(Collected data)
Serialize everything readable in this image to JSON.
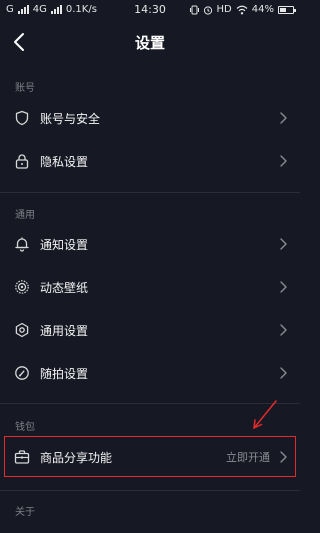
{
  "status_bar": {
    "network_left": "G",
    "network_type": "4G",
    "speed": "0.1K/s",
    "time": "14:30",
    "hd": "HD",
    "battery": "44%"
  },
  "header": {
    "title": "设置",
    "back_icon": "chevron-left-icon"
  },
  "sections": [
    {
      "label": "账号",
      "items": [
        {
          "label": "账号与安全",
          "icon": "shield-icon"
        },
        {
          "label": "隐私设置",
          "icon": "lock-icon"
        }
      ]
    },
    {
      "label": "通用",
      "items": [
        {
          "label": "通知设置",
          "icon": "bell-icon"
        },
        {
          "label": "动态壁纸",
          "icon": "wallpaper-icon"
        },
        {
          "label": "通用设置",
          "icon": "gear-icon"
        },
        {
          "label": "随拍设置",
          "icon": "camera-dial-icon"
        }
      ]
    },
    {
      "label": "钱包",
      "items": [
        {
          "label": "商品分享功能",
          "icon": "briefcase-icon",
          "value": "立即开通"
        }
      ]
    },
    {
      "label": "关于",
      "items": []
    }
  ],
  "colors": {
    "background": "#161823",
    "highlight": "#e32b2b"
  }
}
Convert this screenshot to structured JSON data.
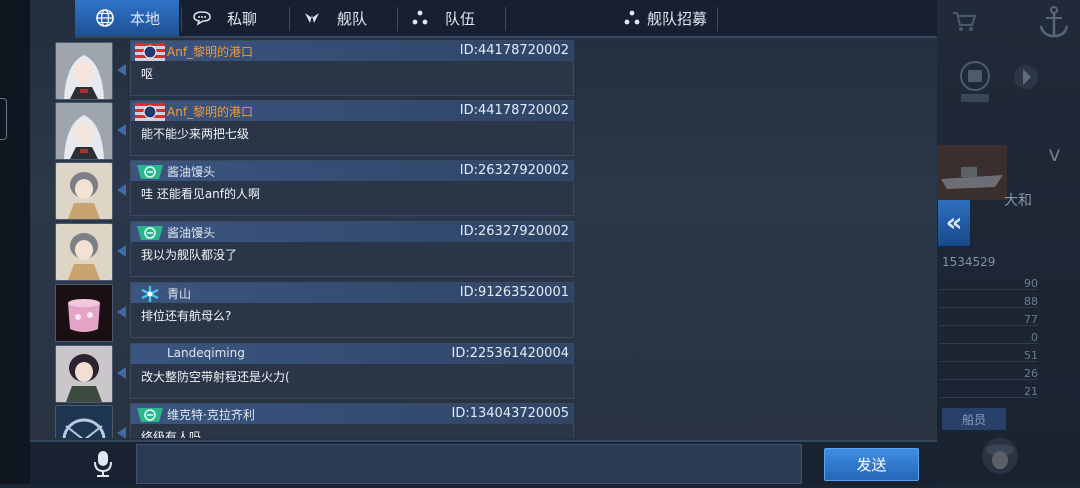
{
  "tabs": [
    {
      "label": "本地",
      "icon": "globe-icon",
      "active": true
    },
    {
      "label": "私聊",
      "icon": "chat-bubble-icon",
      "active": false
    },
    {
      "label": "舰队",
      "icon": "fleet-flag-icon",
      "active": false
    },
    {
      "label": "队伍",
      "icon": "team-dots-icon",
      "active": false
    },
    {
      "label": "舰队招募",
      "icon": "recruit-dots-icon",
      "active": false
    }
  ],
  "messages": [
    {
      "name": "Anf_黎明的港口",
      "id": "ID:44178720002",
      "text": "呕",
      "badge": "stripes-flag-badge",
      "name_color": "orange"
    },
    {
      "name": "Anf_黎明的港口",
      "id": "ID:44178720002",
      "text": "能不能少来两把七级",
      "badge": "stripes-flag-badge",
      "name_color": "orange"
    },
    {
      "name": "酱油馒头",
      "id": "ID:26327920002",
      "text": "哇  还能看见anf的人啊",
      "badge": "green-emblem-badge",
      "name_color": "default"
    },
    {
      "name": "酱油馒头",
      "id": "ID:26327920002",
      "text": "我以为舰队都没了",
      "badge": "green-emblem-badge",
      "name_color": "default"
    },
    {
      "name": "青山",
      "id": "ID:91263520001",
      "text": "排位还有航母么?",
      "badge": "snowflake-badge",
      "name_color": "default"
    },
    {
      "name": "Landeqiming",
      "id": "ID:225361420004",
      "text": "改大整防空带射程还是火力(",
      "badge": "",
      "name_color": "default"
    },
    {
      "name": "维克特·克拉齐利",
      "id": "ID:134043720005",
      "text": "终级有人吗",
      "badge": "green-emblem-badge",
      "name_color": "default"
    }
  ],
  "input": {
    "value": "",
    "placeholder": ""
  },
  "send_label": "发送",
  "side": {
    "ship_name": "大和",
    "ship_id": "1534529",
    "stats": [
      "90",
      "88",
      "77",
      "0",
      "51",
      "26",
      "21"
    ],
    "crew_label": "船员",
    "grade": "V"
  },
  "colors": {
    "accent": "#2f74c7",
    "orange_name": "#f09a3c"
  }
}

▸ **What the exercise asks**
Search the entries for the word "JSON", then list each line that holds it.

▸ **Output of the exercise**
Serialize everything readable in this image to JSON.
Convert this screenshot to structured JSON data.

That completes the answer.